Work to complete:
Write out each line exactly as given. Leave the pictures out of your copy.

Stored records:
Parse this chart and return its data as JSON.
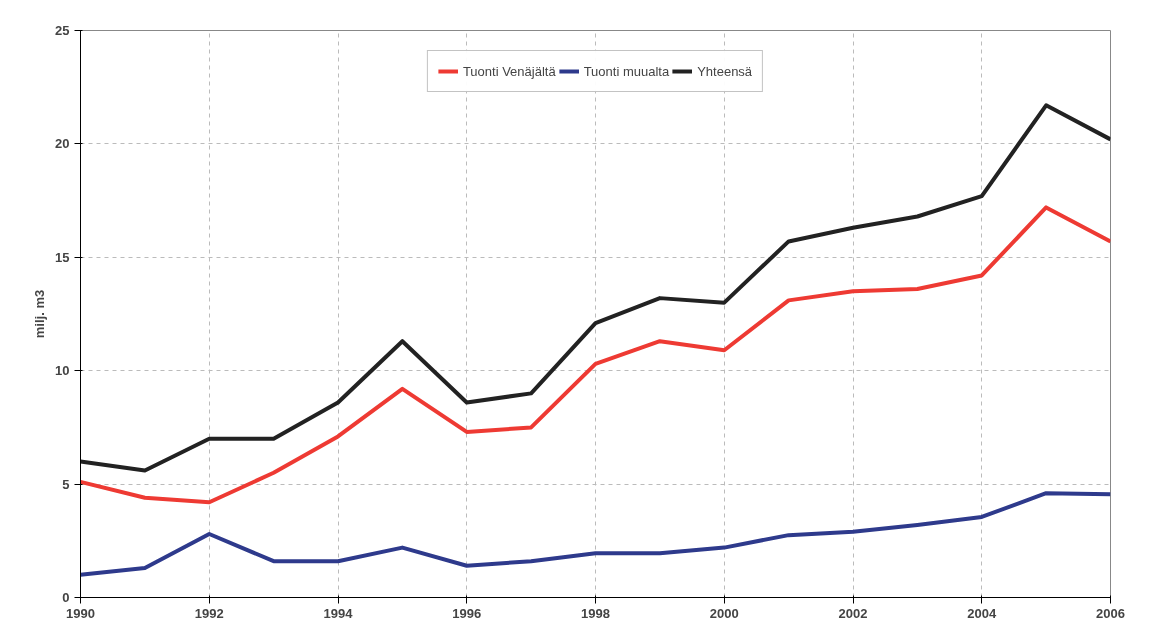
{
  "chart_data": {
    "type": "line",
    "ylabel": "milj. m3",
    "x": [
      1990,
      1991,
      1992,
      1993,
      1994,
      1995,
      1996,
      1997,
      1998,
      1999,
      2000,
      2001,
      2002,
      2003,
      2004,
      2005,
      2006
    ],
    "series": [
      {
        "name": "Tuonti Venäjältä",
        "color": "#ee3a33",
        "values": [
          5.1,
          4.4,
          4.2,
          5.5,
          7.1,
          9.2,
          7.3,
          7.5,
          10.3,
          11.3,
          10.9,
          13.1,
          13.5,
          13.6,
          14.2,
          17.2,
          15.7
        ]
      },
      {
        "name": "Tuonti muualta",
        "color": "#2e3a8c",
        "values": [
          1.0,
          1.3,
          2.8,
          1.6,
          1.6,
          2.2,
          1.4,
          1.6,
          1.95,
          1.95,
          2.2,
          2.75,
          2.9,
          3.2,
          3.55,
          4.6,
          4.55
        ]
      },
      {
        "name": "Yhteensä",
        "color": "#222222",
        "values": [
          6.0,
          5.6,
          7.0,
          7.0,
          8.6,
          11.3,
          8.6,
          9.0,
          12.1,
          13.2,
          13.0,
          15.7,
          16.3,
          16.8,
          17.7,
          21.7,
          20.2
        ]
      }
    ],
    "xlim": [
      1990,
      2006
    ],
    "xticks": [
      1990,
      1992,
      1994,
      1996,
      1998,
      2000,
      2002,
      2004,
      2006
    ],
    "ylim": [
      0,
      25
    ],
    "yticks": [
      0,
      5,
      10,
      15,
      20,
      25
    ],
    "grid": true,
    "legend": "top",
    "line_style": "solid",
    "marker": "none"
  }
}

Answer to this task:
Parse this chart and return its data as JSON.
{
  "chart_data": {
    "type": "line",
    "ylabel": "milj. m3",
    "x": [
      1990,
      1991,
      1992,
      1993,
      1994,
      1995,
      1996,
      1997,
      1998,
      1999,
      2000,
      2001,
      2002,
      2003,
      2004,
      2005,
      2006
    ],
    "series": [
      {
        "name": "Tuonti Venäjältä",
        "color": "#ee3a33",
        "values": [
          5.1,
          4.4,
          4.2,
          5.5,
          7.1,
          9.2,
          7.3,
          7.5,
          10.3,
          11.3,
          10.9,
          13.1,
          13.5,
          13.6,
          14.2,
          17.2,
          15.7
        ]
      },
      {
        "name": "Tuonti muualta",
        "color": "#2e3a8c",
        "values": [
          1.0,
          1.3,
          2.8,
          1.6,
          1.6,
          2.2,
          1.4,
          1.6,
          1.95,
          1.95,
          2.2,
          2.75,
          2.9,
          3.2,
          3.55,
          4.6,
          4.55
        ]
      },
      {
        "name": "Yhteensä",
        "color": "#222222",
        "values": [
          6.0,
          5.6,
          7.0,
          7.0,
          8.6,
          11.3,
          8.6,
          9.0,
          12.1,
          13.2,
          13.0,
          15.7,
          16.3,
          16.8,
          17.7,
          21.7,
          20.2
        ]
      }
    ],
    "xlim": [
      1990,
      2006
    ],
    "xticks": [
      1990,
      1992,
      1994,
      1996,
      1998,
      2000,
      2002,
      2004,
      2006
    ],
    "ylim": [
      0,
      25
    ],
    "yticks": [
      0,
      5,
      10,
      15,
      20,
      25
    ],
    "grid": true,
    "legend": "top",
    "line_style": "solid",
    "marker": "none"
  }
}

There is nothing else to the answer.